Dataset rows
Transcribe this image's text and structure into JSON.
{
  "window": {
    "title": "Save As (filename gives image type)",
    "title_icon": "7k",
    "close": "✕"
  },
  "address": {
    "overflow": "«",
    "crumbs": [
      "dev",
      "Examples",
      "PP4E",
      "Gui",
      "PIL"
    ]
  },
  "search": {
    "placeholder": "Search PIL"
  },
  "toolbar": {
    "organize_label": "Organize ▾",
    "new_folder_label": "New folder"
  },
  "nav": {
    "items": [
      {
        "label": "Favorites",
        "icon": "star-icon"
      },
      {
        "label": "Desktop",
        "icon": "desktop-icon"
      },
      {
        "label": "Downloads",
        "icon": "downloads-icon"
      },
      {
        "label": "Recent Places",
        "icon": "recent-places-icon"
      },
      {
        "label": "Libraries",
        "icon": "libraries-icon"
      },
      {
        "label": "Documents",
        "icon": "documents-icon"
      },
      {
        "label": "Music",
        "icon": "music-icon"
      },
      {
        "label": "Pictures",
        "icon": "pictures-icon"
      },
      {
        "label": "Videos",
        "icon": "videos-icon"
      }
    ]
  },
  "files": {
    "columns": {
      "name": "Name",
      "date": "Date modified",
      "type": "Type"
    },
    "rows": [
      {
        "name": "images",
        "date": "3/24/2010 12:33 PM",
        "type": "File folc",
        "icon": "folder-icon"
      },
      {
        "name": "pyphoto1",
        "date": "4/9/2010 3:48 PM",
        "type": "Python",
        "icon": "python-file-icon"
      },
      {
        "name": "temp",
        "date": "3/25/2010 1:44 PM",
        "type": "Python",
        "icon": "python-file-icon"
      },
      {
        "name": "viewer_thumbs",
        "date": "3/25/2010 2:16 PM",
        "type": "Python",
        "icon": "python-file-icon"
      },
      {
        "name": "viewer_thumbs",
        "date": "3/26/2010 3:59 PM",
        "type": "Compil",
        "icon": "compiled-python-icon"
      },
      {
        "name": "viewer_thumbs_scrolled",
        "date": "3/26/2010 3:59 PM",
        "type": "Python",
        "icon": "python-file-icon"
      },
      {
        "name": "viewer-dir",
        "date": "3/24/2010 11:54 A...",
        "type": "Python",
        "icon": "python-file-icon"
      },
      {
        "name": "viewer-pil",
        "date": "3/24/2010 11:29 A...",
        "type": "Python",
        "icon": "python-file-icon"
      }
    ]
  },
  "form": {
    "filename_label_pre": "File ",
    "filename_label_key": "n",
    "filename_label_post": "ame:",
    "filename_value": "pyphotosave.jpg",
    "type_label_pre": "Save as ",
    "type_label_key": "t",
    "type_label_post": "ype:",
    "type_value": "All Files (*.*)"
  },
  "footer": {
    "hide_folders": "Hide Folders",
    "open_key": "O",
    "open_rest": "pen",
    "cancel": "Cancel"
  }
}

§ INSTRUCTIONS TO FOLLOW: Retype every entry word for word.

§ TASK OUTPUT:
Transcribe this image's text and structure into JSON.
{
  "window": {
    "title": "Save As (filename gives image type)",
    "title_icon": "7k",
    "close": "✕"
  },
  "address": {
    "overflow": "«",
    "crumbs": [
      "dev",
      "Examples",
      "PP4E",
      "Gui",
      "PIL"
    ]
  },
  "search": {
    "placeholder": "Search PIL"
  },
  "toolbar": {
    "organize_label": "Organize ▾",
    "new_folder_label": "New folder"
  },
  "nav": {
    "items": [
      {
        "label": "Favorites",
        "icon": "star-icon"
      },
      {
        "label": "Desktop",
        "icon": "desktop-icon"
      },
      {
        "label": "Downloads",
        "icon": "downloads-icon"
      },
      {
        "label": "Recent Places",
        "icon": "recent-places-icon"
      },
      {
        "label": "Libraries",
        "icon": "libraries-icon"
      },
      {
        "label": "Documents",
        "icon": "documents-icon"
      },
      {
        "label": "Music",
        "icon": "music-icon"
      },
      {
        "label": "Pictures",
        "icon": "pictures-icon"
      },
      {
        "label": "Videos",
        "icon": "videos-icon"
      }
    ]
  },
  "files": {
    "columns": {
      "name": "Name",
      "date": "Date modified",
      "type": "Type"
    },
    "rows": [
      {
        "name": "images",
        "date": "3/24/2010 12:33 PM",
        "type": "File folc",
        "icon": "folder-icon"
      },
      {
        "name": "pyphoto1",
        "date": "4/9/2010 3:48 PM",
        "type": "Python",
        "icon": "python-file-icon"
      },
      {
        "name": "temp",
        "date": "3/25/2010 1:44 PM",
        "type": "Python",
        "icon": "python-file-icon"
      },
      {
        "name": "viewer_thumbs",
        "date": "3/25/2010 2:16 PM",
        "type": "Python",
        "icon": "python-file-icon"
      },
      {
        "name": "viewer_thumbs",
        "date": "3/26/2010 3:59 PM",
        "type": "Compil",
        "icon": "compiled-python-icon"
      },
      {
        "name": "viewer_thumbs_scrolled",
        "date": "3/26/2010 3:59 PM",
        "type": "Python",
        "icon": "python-file-icon"
      },
      {
        "name": "viewer-dir",
        "date": "3/24/2010 11:54 A...",
        "type": "Python",
        "icon": "python-file-icon"
      },
      {
        "name": "viewer-pil",
        "date": "3/24/2010 11:29 A...",
        "type": "Python",
        "icon": "python-file-icon"
      }
    ]
  },
  "form": {
    "filename_label_pre": "File ",
    "filename_label_key": "n",
    "filename_label_post": "ame:",
    "filename_value": "pyphotosave.jpg",
    "type_label_pre": "Save as ",
    "type_label_key": "t",
    "type_label_post": "ype:",
    "type_value": "All Files (*.*)"
  },
  "footer": {
    "hide_folders": "Hide Folders",
    "open_key": "O",
    "open_rest": "pen",
    "cancel": "Cancel"
  }
}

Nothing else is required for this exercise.